Exactly repeat the material, dropping every picture from the copy.

+++ Dataset excerpts

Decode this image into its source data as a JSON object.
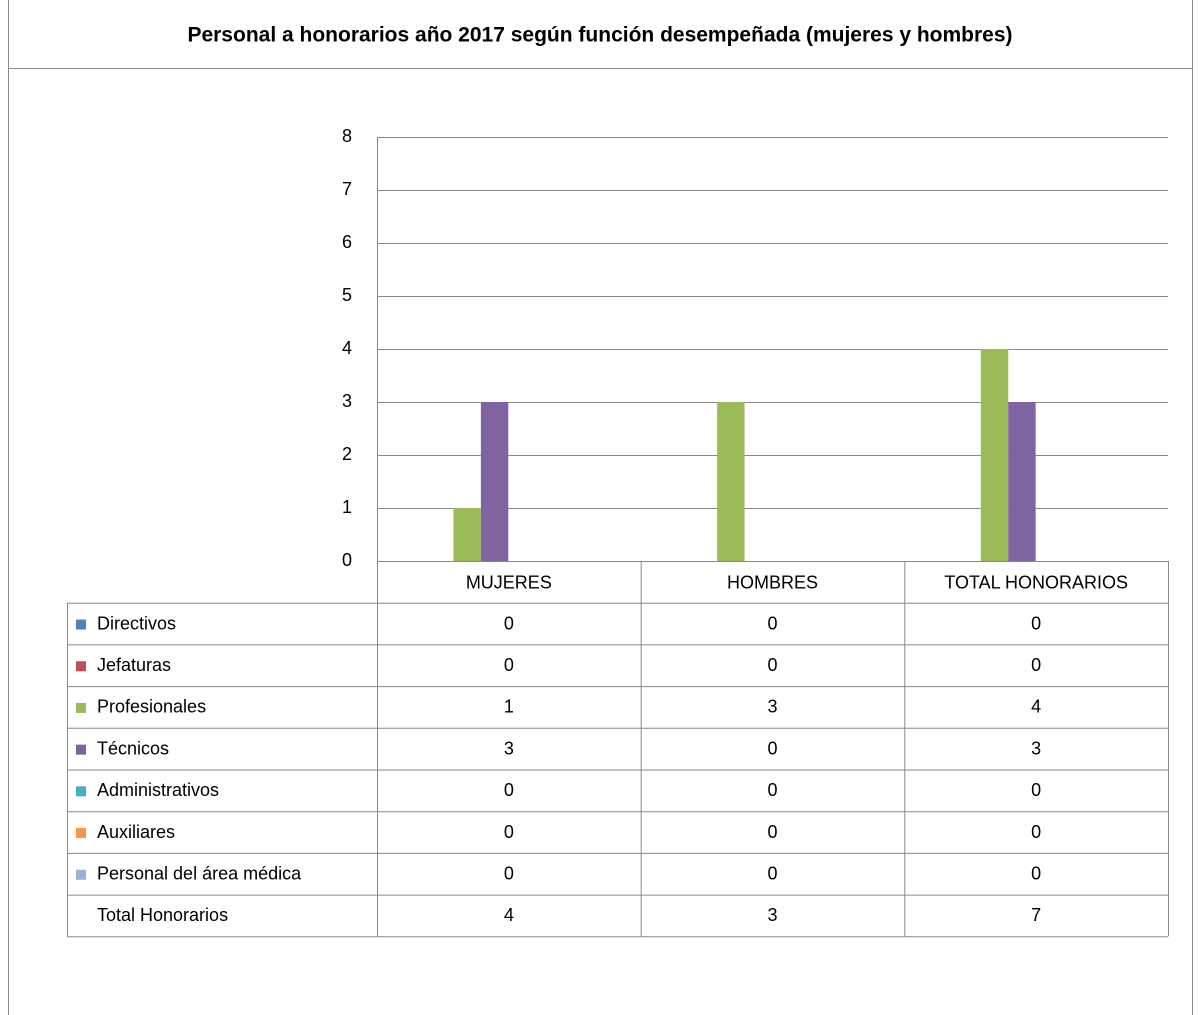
{
  "chart_data": {
    "type": "bar",
    "title": "Personal a honorarios año 2017 según función desempeñada (mujeres y hombres)",
    "categories": [
      "MUJERES",
      "HOMBRES",
      "TOTAL HONORARIOS"
    ],
    "series": [
      {
        "name": "Directivos",
        "color": "#4f81bd",
        "values": [
          0,
          0,
          0
        ]
      },
      {
        "name": "Jefaturas",
        "color": "#c0504d",
        "values": [
          0,
          0,
          0
        ]
      },
      {
        "name": "Profesionales",
        "color": "#9bbb59",
        "values": [
          1,
          3,
          4
        ]
      },
      {
        "name": "Técnicos",
        "color": "#8064a2",
        "values": [
          3,
          0,
          3
        ]
      },
      {
        "name": "Administrativos",
        "color": "#4bacc6",
        "values": [
          0,
          0,
          0
        ]
      },
      {
        "name": "Auxiliares",
        "color": "#f79646",
        "values": [
          0,
          0,
          0
        ]
      },
      {
        "name": "Personal del área médica",
        "color": "#95b3d7",
        "values": [
          0,
          0,
          0
        ]
      }
    ],
    "totals": {
      "name": "Total Honorarios",
      "values": [
        4,
        3,
        7
      ]
    },
    "ylim": [
      0,
      8
    ],
    "yticks": [
      0,
      1,
      2,
      3,
      4,
      5,
      6,
      7,
      8
    ],
    "grid": true
  }
}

++++++

Answer for this exercise
Decode this image into its source data as a JSON object.
{
  "chart_data": {
    "type": "bar",
    "title": "Personal a honorarios año 2017 según función desempeñada (mujeres y hombres)",
    "categories": [
      "MUJERES",
      "HOMBRES",
      "TOTAL HONORARIOS"
    ],
    "series": [
      {
        "name": "Directivos",
        "color": "#4f81bd",
        "values": [
          0,
          0,
          0
        ]
      },
      {
        "name": "Jefaturas",
        "color": "#c0504d",
        "values": [
          0,
          0,
          0
        ]
      },
      {
        "name": "Profesionales",
        "color": "#9bbb59",
        "values": [
          1,
          3,
          4
        ]
      },
      {
        "name": "Técnicos",
        "color": "#8064a2",
        "values": [
          3,
          0,
          3
        ]
      },
      {
        "name": "Administrativos",
        "color": "#4bacc6",
        "values": [
          0,
          0,
          0
        ]
      },
      {
        "name": "Auxiliares",
        "color": "#f79646",
        "values": [
          0,
          0,
          0
        ]
      },
      {
        "name": "Personal del área médica",
        "color": "#95b3d7",
        "values": [
          0,
          0,
          0
        ]
      }
    ],
    "totals": {
      "name": "Total Honorarios",
      "values": [
        4,
        3,
        7
      ]
    },
    "ylim": [
      0,
      8
    ],
    "yticks": [
      0,
      1,
      2,
      3,
      4,
      5,
      6,
      7,
      8
    ],
    "grid": true
  }
}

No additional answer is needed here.